== WHAT YOU NEED TO DO ==
Collect all the lines that mention the word "variation".

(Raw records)
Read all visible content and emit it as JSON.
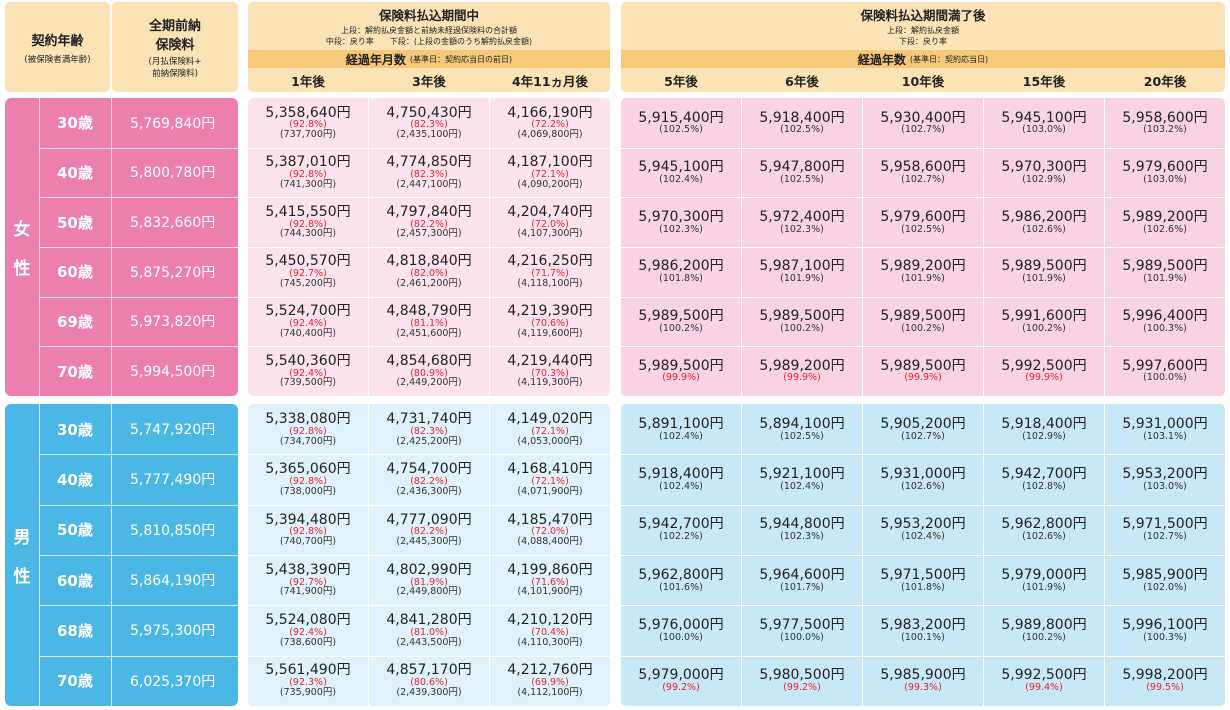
{
  "header": {
    "age_title": "契約年齢",
    "age_sub": "(被保険者満年齢)",
    "total_title_1": "全期前納",
    "total_title_2": "保険料",
    "total_sub_1": "(月払保険料+",
    "total_sub_2": "前納保険料)",
    "during": {
      "title": "保険料払込期間中",
      "note1": "上段：解約払戻金額と前納未経過保険料の合計額",
      "note2": "中段：戻り率　　下段：(上段の金額のうち解約払戻金額)",
      "elapsed_label": "経過年月数",
      "elapsed_note": "(基準日：契約応当日の前日)",
      "cols": [
        "1年後",
        "3年後",
        "4年11ヵ月後"
      ]
    },
    "after": {
      "title": "保険料払込期間満了後",
      "note1": "上段：解約払戻金額",
      "note2": "下段：戻り率",
      "elapsed_label": "経過年数",
      "elapsed_note": "(基準日：契約応当日)",
      "cols": [
        "5年後",
        "6年後",
        "10年後",
        "15年後",
        "20年後"
      ]
    }
  },
  "colors": {
    "female_accent": "#ec7fae",
    "male_accent": "#4ab7e6",
    "female_light": "#fde3ee",
    "male_light": "#dff2fb",
    "header": "#fbe3b6",
    "header_dark": "#f7c87a",
    "red_rate": "#e8232d"
  },
  "female": {
    "label_1": "女",
    "label_2": "性",
    "rows": [
      {
        "age": "30歳",
        "total": "5,769,840円",
        "during": [
          [
            "5,358,640円",
            "(92.8%)",
            "(737,700円)"
          ],
          [
            "4,750,430円",
            "(82.3%)",
            "(2,435,100円)"
          ],
          [
            "4,166,190円",
            "(72.2%)",
            "(4,069,800円)"
          ]
        ],
        "after": [
          [
            "5,915,400円",
            "(102.5%)",
            false
          ],
          [
            "5,918,400円",
            "(102.5%)",
            false
          ],
          [
            "5,930,400円",
            "(102.7%)",
            false
          ],
          [
            "5,945,100円",
            "(103.0%)",
            false
          ],
          [
            "5,958,600円",
            "(103.2%)",
            false
          ]
        ]
      },
      {
        "age": "40歳",
        "total": "5,800,780円",
        "during": [
          [
            "5,387,010円",
            "(92.8%)",
            "(741,300円)"
          ],
          [
            "4,774,850円",
            "(82.3%)",
            "(2,447,100円)"
          ],
          [
            "4,187,100円",
            "(72.1%)",
            "(4,090,200円)"
          ]
        ],
        "after": [
          [
            "5,945,100円",
            "(102.4%)",
            false
          ],
          [
            "5,947,800円",
            "(102.5%)",
            false
          ],
          [
            "5,958,600円",
            "(102.7%)",
            false
          ],
          [
            "5,970,300円",
            "(102.9%)",
            false
          ],
          [
            "5,979,600円",
            "(103.0%)",
            false
          ]
        ]
      },
      {
        "age": "50歳",
        "total": "5,832,660円",
        "during": [
          [
            "5,415,550円",
            "(92.8%)",
            "(744,300円)"
          ],
          [
            "4,797,840円",
            "(82.2%)",
            "(2,457,300円)"
          ],
          [
            "4,204,740円",
            "(72.0%)",
            "(4,107,300円)"
          ]
        ],
        "after": [
          [
            "5,970,300円",
            "(102.3%)",
            false
          ],
          [
            "5,972,400円",
            "(102.3%)",
            false
          ],
          [
            "5,979,600円",
            "(102.5%)",
            false
          ],
          [
            "5,986,200円",
            "(102.6%)",
            false
          ],
          [
            "5,989,200円",
            "(102.6%)",
            false
          ]
        ]
      },
      {
        "age": "60歳",
        "total": "5,875,270円",
        "during": [
          [
            "5,450,570円",
            "(92.7%)",
            "(745,200円)"
          ],
          [
            "4,818,840円",
            "(82.0%)",
            "(2,461,200円)"
          ],
          [
            "4,216,250円",
            "(71.7%)",
            "(4,118,100円)"
          ]
        ],
        "after": [
          [
            "5,986,200円",
            "(101.8%)",
            false
          ],
          [
            "5,987,100円",
            "(101.9%)",
            false
          ],
          [
            "5,989,200円",
            "(101.9%)",
            false
          ],
          [
            "5,989,500円",
            "(101.9%)",
            false
          ],
          [
            "5,989,500円",
            "(101.9%)",
            false
          ]
        ]
      },
      {
        "age": "69歳",
        "total": "5,973,820円",
        "during": [
          [
            "5,524,700円",
            "(92.4%)",
            "(740,400円)"
          ],
          [
            "4,848,790円",
            "(81.1%)",
            "(2,451,600円)"
          ],
          [
            "4,219,390円",
            "(70.6%)",
            "(4,119,600円)"
          ]
        ],
        "after": [
          [
            "5,989,500円",
            "(100.2%)",
            false
          ],
          [
            "5,989,500円",
            "(100.2%)",
            false
          ],
          [
            "5,989,500円",
            "(100.2%)",
            false
          ],
          [
            "5,991,600円",
            "(100.2%)",
            false
          ],
          [
            "5,996,400円",
            "(100.3%)",
            false
          ]
        ]
      },
      {
        "age": "70歳",
        "total": "5,994,500円",
        "during": [
          [
            "5,540,360円",
            "(92.4%)",
            "(739,500円)"
          ],
          [
            "4,854,680円",
            "(80.9%)",
            "(2,449,200円)"
          ],
          [
            "4,219,440円",
            "(70.3%)",
            "(4,119,300円)"
          ]
        ],
        "after": [
          [
            "5,989,500円",
            "(99.9%)",
            true
          ],
          [
            "5,989,200円",
            "(99.9%)",
            true
          ],
          [
            "5,989,500円",
            "(99.9%)",
            true
          ],
          [
            "5,992,500円",
            "(99.9%)",
            true
          ],
          [
            "5,997,600円",
            "(100.0%)",
            false
          ]
        ]
      }
    ]
  },
  "male": {
    "label_1": "男",
    "label_2": "性",
    "rows": [
      {
        "age": "30歳",
        "total": "5,747,920円",
        "during": [
          [
            "5,338,080円",
            "(92.8%)",
            "(734,700円)"
          ],
          [
            "4,731,740円",
            "(82.3%)",
            "(2,425,200円)"
          ],
          [
            "4,149,020円",
            "(72.1%)",
            "(4,053,000円)"
          ]
        ],
        "after": [
          [
            "5,891,100円",
            "(102.4%)",
            false
          ],
          [
            "5,894,100円",
            "(102.5%)",
            false
          ],
          [
            "5,905,200円",
            "(102.7%)",
            false
          ],
          [
            "5,918,400円",
            "(102.9%)",
            false
          ],
          [
            "5,931,000円",
            "(103.1%)",
            false
          ]
        ]
      },
      {
        "age": "40歳",
        "total": "5,777,490円",
        "during": [
          [
            "5,365,060円",
            "(92.8%)",
            "(738,000円)"
          ],
          [
            "4,754,700円",
            "(82.2%)",
            "(2,436,300円)"
          ],
          [
            "4,168,410円",
            "(72.1%)",
            "(4,071,900円)"
          ]
        ],
        "after": [
          [
            "5,918,400円",
            "(102.4%)",
            false
          ],
          [
            "5,921,100円",
            "(102.4%)",
            false
          ],
          [
            "5,931,000円",
            "(102.6%)",
            false
          ],
          [
            "5,942,700円",
            "(102.8%)",
            false
          ],
          [
            "5,953,200円",
            "(103.0%)",
            false
          ]
        ]
      },
      {
        "age": "50歳",
        "total": "5,810,850円",
        "during": [
          [
            "5,394,480円",
            "(92.8%)",
            "(740,700円)"
          ],
          [
            "4,777,090円",
            "(82.2%)",
            "(2,445,300円)"
          ],
          [
            "4,185,470円",
            "(72.0%)",
            "(4,088,400円)"
          ]
        ],
        "after": [
          [
            "5,942,700円",
            "(102.2%)",
            false
          ],
          [
            "5,944,800円",
            "(102.3%)",
            false
          ],
          [
            "5,953,200円",
            "(102.4%)",
            false
          ],
          [
            "5,962,800円",
            "(102.6%)",
            false
          ],
          [
            "5,971,500円",
            "(102.7%)",
            false
          ]
        ]
      },
      {
        "age": "60歳",
        "total": "5,864,190円",
        "during": [
          [
            "5,438,390円",
            "(92.7%)",
            "(741,900円)"
          ],
          [
            "4,802,990円",
            "(81.9%)",
            "(2,449,800円)"
          ],
          [
            "4,199,860円",
            "(71.6%)",
            "(4,101,900円)"
          ]
        ],
        "after": [
          [
            "5,962,800円",
            "(101.6%)",
            false
          ],
          [
            "5,964,600円",
            "(101.7%)",
            false
          ],
          [
            "5,971,500円",
            "(101.8%)",
            false
          ],
          [
            "5,979,000円",
            "(101.9%)",
            false
          ],
          [
            "5,985,900円",
            "(102.0%)",
            false
          ]
        ]
      },
      {
        "age": "68歳",
        "total": "5,975,300円",
        "during": [
          [
            "5,524,080円",
            "(92.4%)",
            "(738,600円)"
          ],
          [
            "4,841,280円",
            "(81.0%)",
            "(2,443,500円)"
          ],
          [
            "4,210,120円",
            "(70.4%)",
            "(4,110,300円)"
          ]
        ],
        "after": [
          [
            "5,976,000円",
            "(100.0%)",
            false
          ],
          [
            "5,977,500円",
            "(100.0%)",
            false
          ],
          [
            "5,983,200円",
            "(100.1%)",
            false
          ],
          [
            "5,989,800円",
            "(100.2%)",
            false
          ],
          [
            "5,996,100円",
            "(100.3%)",
            false
          ]
        ]
      },
      {
        "age": "70歳",
        "total": "6,025,370円",
        "during": [
          [
            "5,561,490円",
            "(92.3%)",
            "(735,900円)"
          ],
          [
            "4,857,170円",
            "(80.6%)",
            "(2,439,300円)"
          ],
          [
            "4,212,760円",
            "(69.9%)",
            "(4,112,100円)"
          ]
        ],
        "after": [
          [
            "5,979,000円",
            "(99.2%)",
            true
          ],
          [
            "5,980,500円",
            "(99.2%)",
            true
          ],
          [
            "5,985,900円",
            "(99.3%)",
            true
          ],
          [
            "5,992,500円",
            "(99.4%)",
            true
          ],
          [
            "5,998,200円",
            "(99.5%)",
            true
          ]
        ]
      }
    ]
  }
}
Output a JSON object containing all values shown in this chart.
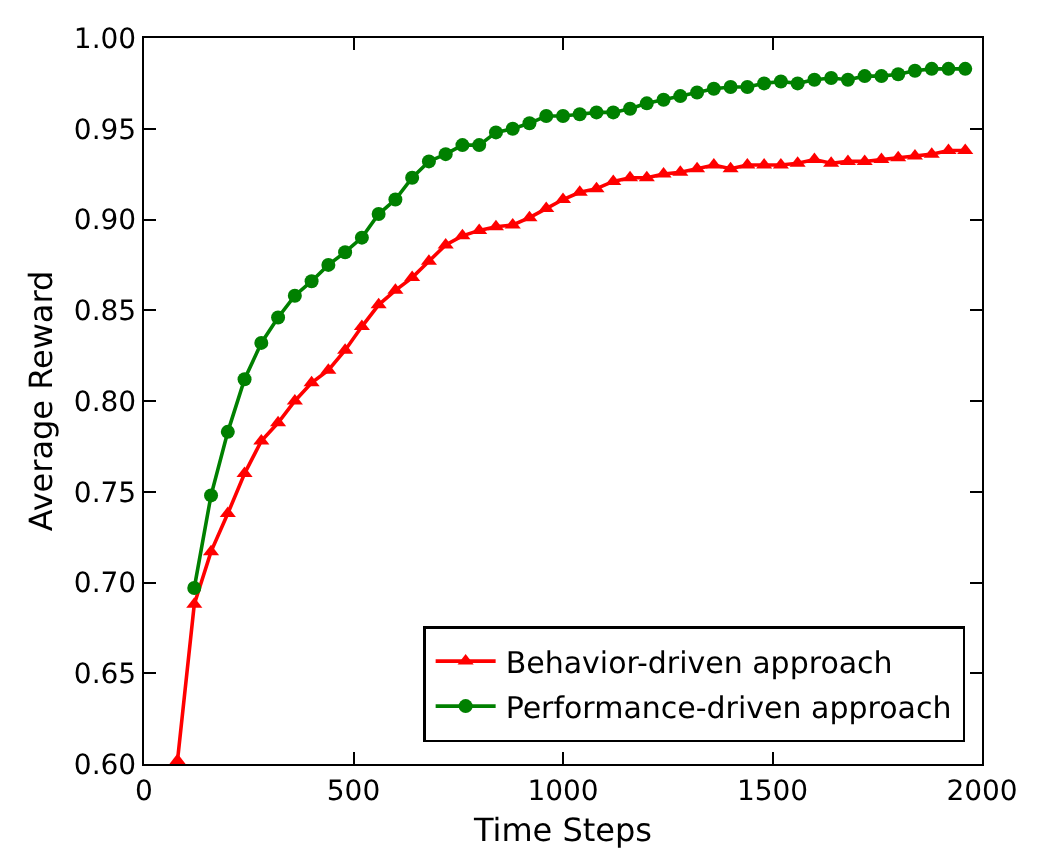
{
  "chart_data": {
    "type": "line",
    "xlabel": "Time Steps",
    "ylabel": "Average Reward",
    "x": [
      80,
      120,
      160,
      200,
      240,
      280,
      320,
      360,
      400,
      440,
      480,
      520,
      560,
      600,
      640,
      680,
      720,
      760,
      800,
      840,
      880,
      920,
      960,
      1000,
      1040,
      1080,
      1120,
      1160,
      1200,
      1240,
      1280,
      1320,
      1360,
      1400,
      1440,
      1480,
      1520,
      1560,
      1600,
      1640,
      1680,
      1720,
      1760,
      1800,
      1840,
      1880,
      1920,
      1960
    ],
    "series": [
      {
        "name": "Behavior-driven approach",
        "color": "#ff0000",
        "marker": "triangle",
        "values": [
          0.602,
          0.688,
          0.717,
          0.738,
          0.76,
          0.778,
          0.788,
          0.8,
          0.81,
          0.817,
          0.828,
          0.841,
          0.853,
          0.861,
          0.868,
          0.877,
          0.886,
          0.891,
          0.894,
          0.896,
          0.897,
          0.901,
          0.906,
          0.911,
          0.915,
          0.917,
          0.921,
          0.923,
          0.923,
          0.925,
          0.926,
          0.928,
          0.93,
          0.928,
          0.93,
          0.93,
          0.93,
          0.931,
          0.933,
          0.931,
          0.932,
          0.932,
          0.933,
          0.934,
          0.935,
          0.936,
          0.938,
          0.938
        ]
      },
      {
        "name": "Performance-driven approach",
        "color": "#008000",
        "marker": "circle",
        "values": [
          null,
          0.697,
          0.748,
          0.783,
          0.812,
          0.832,
          0.846,
          0.858,
          0.866,
          0.875,
          0.882,
          0.89,
          0.903,
          0.911,
          0.923,
          0.932,
          0.936,
          0.941,
          0.941,
          0.948,
          0.95,
          0.953,
          0.957,
          0.957,
          0.958,
          0.959,
          0.959,
          0.961,
          0.964,
          0.966,
          0.968,
          0.97,
          0.972,
          0.973,
          0.973,
          0.975,
          0.976,
          0.975,
          0.977,
          0.978,
          0.977,
          0.979,
          0.979,
          0.98,
          0.982,
          0.983,
          0.983,
          0.983
        ]
      }
    ],
    "xlim": [
      0,
      2000
    ],
    "xticks": [
      0,
      500,
      1000,
      1500,
      2000
    ],
    "ylim": [
      0.6,
      1.0
    ],
    "yticks": [
      {
        "value": 0.6,
        "label": "0.60"
      },
      {
        "value": 0.65,
        "label": "0.65"
      },
      {
        "value": 0.7,
        "label": "0.70"
      },
      {
        "value": 0.75,
        "label": "0.75"
      },
      {
        "value": 0.8,
        "label": "0.80"
      },
      {
        "value": 0.85,
        "label": "0.85"
      },
      {
        "value": 0.9,
        "label": "0.90"
      },
      {
        "value": 0.95,
        "label": "0.95"
      },
      {
        "value": 1.0,
        "label": "1.00"
      }
    ],
    "grid": false,
    "legend": "bottom right",
    "line_style": "solid"
  }
}
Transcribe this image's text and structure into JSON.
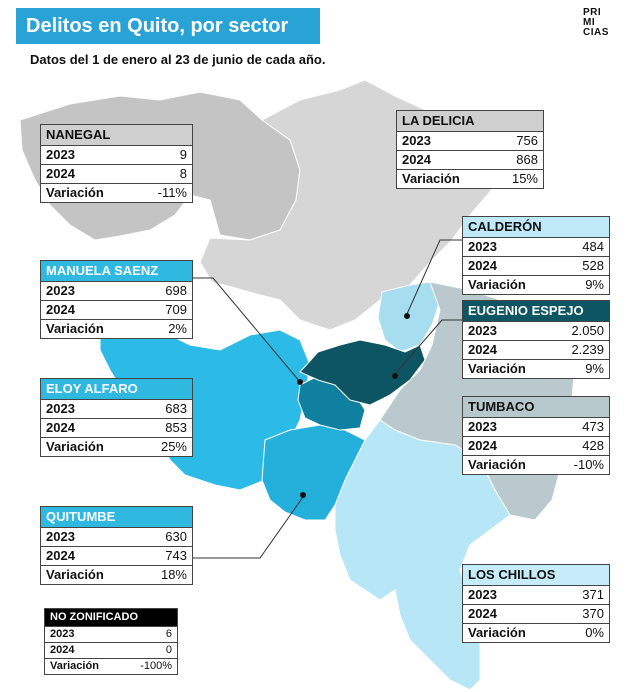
{
  "header": {
    "title": "Delitos en Quito, por sector",
    "subtitle": "Datos del 1 de enero al 23 de junio de cada año."
  },
  "logo": {
    "lines": [
      "PRI",
      "MI",
      "CIAS"
    ]
  },
  "row_labels": {
    "y1": "2023",
    "y2": "2024",
    "var": "Variación"
  },
  "sectors": {
    "nanegal": {
      "name": "NANEGAL",
      "y2023": "9",
      "y2024": "8",
      "variation": "-11%",
      "color": "#cfcfcf"
    },
    "la_delicia": {
      "name": "LA DELICIA",
      "y2023": "756",
      "y2024": "868",
      "variation": "15%",
      "color": "#d9d9d9"
    },
    "calderon": {
      "name": "CALDERÓN",
      "y2023": "484",
      "y2024": "528",
      "variation": "9%",
      "color": "#9fdcef"
    },
    "manuela": {
      "name": "MANUELA SAENZ",
      "y2023": "698",
      "y2024": "709",
      "variation": "2%",
      "color": "#0f7f9c"
    },
    "eugenio": {
      "name": "EUGENIO ESPEJO",
      "y2023": "2.050",
      "y2024": "2.239",
      "variation": "9%",
      "color": "#0d5563"
    },
    "eloy": {
      "name": "ELOY ALFARO",
      "y2023": "683",
      "y2024": "853",
      "variation": "25%",
      "color": "#1aa6d6"
    },
    "tumbaco": {
      "name": "TUMBACO",
      "y2023": "473",
      "y2024": "428",
      "variation": "-10%",
      "color": "#b7c8cc"
    },
    "quitumbe": {
      "name": "QUITUMBE",
      "y2023": "630",
      "y2024": "743",
      "variation": "18%",
      "color": "#24b3de"
    },
    "chillos": {
      "name": "LOS CHILLOS",
      "y2023": "371",
      "y2024": "370",
      "variation": "0%",
      "color": "#b6e6f7"
    },
    "nozon": {
      "name": "NO ZONIFICADO",
      "y2023": "6",
      "y2024": "0",
      "variation": "-100%",
      "color": "#000000"
    }
  }
}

== RESPONSE FOR THIS EXERCISE ==
      "variation": "-11%",
      "variation": "15%",
      "variation": "9%",
      "variation": "2%",
      "variation": "9%",
      "variation": "25%",
      "variation": "-10%",
      "variation": "18%",
      "variation": "0%",
      "variation": "-100%",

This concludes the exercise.